- **WRITTEN EXERCISE**
Every line of the material is to be quoted verbatim, minus the pictures.

- **Dataset records**
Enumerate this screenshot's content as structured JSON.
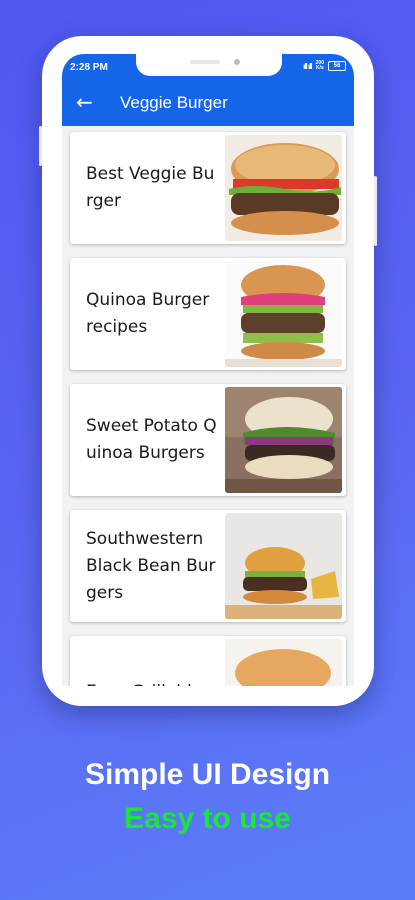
{
  "status_bar": {
    "time": "2:28 PM",
    "signal": "ıll ıll",
    "speed_top": "200",
    "speed_bottom": "K/s",
    "battery": "56"
  },
  "app_bar": {
    "title": "Veggie Burger",
    "back_icon": "arrow-back-icon"
  },
  "recipes": [
    {
      "title": "Best Veggie Burger",
      "image": "burger-photo"
    },
    {
      "title": "Quinoa Burger recipes",
      "image": "burger-photo"
    },
    {
      "title": "Sweet Potato Quinoa Burgers",
      "image": "burger-photo"
    },
    {
      "title": "Southwestern Black Bean Burgers",
      "image": "burger-photo"
    },
    {
      "title": "Easy Grillable",
      "image": "burger-photo"
    }
  ],
  "promo": {
    "headline": "Simple UI Design",
    "subheadline": "Easy to use"
  },
  "colors": {
    "primary": "#1565e8",
    "accent_text": "#19e53a",
    "background": "#5560f0"
  }
}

- **REPLY TO THE EXERCISE**
Enumerate this screenshot's content as structured JSON.
{
  "status_bar": {
    "time": "2:28 PM",
    "signal": "ıll ıll",
    "speed_top": "200",
    "speed_bottom": "K/s",
    "battery": "56"
  },
  "app_bar": {
    "title": "Veggie Burger",
    "back_icon": "arrow-back-icon"
  },
  "recipes": [
    {
      "title": "Best Veggie Burger",
      "image": "burger-photo"
    },
    {
      "title": "Quinoa Burger recipes",
      "image": "burger-photo"
    },
    {
      "title": "Sweet Potato Quinoa Burgers",
      "image": "burger-photo"
    },
    {
      "title": "Southwestern Black Bean Burgers",
      "image": "burger-photo"
    },
    {
      "title": "Easy Grillable",
      "image": "burger-photo"
    }
  ],
  "promo": {
    "headline": "Simple UI Design",
    "subheadline": "Easy to use"
  },
  "colors": {
    "primary": "#1565e8",
    "accent_text": "#19e53a",
    "background": "#5560f0"
  }
}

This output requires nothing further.